→ Problem description: Select the lines that contain "title" and copy each of them.
━━━━━ Provided entries
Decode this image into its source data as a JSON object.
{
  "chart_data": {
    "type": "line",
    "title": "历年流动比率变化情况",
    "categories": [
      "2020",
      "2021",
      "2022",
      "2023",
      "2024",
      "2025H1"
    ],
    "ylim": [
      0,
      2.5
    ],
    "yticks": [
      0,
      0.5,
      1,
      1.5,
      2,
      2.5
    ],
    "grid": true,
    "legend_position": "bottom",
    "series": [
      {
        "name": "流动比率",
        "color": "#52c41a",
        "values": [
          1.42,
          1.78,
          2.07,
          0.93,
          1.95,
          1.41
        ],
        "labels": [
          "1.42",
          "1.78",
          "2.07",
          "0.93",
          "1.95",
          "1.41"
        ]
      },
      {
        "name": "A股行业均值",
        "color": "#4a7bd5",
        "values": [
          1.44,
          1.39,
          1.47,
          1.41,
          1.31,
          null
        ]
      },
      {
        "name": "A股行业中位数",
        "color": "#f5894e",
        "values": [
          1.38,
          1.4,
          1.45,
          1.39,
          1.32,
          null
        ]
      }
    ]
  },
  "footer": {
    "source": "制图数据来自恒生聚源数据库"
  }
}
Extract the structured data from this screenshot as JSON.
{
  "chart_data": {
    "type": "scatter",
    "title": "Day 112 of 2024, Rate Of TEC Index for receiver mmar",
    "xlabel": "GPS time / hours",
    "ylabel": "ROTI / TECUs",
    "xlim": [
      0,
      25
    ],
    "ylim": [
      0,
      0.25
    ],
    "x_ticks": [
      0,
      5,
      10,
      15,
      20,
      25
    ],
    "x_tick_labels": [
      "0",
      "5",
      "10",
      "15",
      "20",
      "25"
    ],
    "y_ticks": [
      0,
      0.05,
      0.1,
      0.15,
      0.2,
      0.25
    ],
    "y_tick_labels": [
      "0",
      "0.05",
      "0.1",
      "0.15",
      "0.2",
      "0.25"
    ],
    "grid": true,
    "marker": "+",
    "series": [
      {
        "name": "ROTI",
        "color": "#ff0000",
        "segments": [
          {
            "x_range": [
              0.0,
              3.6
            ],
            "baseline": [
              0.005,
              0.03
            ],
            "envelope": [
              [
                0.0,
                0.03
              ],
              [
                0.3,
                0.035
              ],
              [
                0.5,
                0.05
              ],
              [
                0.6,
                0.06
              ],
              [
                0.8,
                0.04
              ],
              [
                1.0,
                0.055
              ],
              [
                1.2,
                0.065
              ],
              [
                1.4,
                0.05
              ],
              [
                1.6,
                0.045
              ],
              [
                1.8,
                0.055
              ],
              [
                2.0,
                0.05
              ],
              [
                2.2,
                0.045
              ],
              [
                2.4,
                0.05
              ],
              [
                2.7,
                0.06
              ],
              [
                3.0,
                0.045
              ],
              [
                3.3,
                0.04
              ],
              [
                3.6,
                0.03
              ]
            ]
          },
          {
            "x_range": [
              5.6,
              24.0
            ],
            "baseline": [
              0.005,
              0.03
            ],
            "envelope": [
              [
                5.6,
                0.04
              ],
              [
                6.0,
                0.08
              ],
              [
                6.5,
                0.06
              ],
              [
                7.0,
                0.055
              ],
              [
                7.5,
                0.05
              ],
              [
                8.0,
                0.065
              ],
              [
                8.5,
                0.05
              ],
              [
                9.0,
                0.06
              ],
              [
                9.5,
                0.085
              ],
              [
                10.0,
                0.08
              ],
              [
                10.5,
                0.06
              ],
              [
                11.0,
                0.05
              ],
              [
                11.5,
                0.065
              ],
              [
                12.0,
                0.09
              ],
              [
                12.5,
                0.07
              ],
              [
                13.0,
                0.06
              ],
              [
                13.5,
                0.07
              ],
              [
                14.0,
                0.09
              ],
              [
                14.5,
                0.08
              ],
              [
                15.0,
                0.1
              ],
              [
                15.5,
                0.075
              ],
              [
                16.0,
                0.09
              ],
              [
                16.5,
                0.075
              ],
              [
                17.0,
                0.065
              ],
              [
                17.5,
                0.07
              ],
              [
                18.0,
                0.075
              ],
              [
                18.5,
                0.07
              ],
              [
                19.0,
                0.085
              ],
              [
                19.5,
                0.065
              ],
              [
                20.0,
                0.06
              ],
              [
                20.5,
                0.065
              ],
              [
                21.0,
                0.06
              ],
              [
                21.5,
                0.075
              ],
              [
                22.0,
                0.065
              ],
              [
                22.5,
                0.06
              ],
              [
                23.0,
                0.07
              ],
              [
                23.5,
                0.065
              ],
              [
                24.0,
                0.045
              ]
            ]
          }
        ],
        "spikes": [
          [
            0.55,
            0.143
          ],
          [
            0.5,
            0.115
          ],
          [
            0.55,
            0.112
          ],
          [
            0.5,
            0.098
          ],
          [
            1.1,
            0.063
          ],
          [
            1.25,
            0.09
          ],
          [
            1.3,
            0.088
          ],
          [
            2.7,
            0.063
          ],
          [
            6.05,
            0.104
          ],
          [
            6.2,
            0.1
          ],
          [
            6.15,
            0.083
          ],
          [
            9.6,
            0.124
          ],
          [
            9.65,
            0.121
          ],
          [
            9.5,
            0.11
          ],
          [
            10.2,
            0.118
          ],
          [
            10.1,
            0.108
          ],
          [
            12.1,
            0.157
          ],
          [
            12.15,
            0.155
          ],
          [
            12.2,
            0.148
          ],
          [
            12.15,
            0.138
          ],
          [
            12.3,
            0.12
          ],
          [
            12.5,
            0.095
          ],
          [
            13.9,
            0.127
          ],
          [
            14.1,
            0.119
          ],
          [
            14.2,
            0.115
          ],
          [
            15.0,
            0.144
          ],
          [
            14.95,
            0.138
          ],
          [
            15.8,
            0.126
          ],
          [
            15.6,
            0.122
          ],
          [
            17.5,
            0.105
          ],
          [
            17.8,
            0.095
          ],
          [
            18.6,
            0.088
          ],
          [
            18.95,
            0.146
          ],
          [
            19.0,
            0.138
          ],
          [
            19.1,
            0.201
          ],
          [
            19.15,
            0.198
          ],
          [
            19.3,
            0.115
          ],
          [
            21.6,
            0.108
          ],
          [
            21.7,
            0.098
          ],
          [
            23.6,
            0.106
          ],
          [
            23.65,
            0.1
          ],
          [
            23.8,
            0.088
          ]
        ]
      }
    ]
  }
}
━━━━━━━━━━
→ The reply:
    "title": "历年流动比率变化情况",
    "title": "Day 112 of 2024, Rate Of TEC Index for receiver mmar",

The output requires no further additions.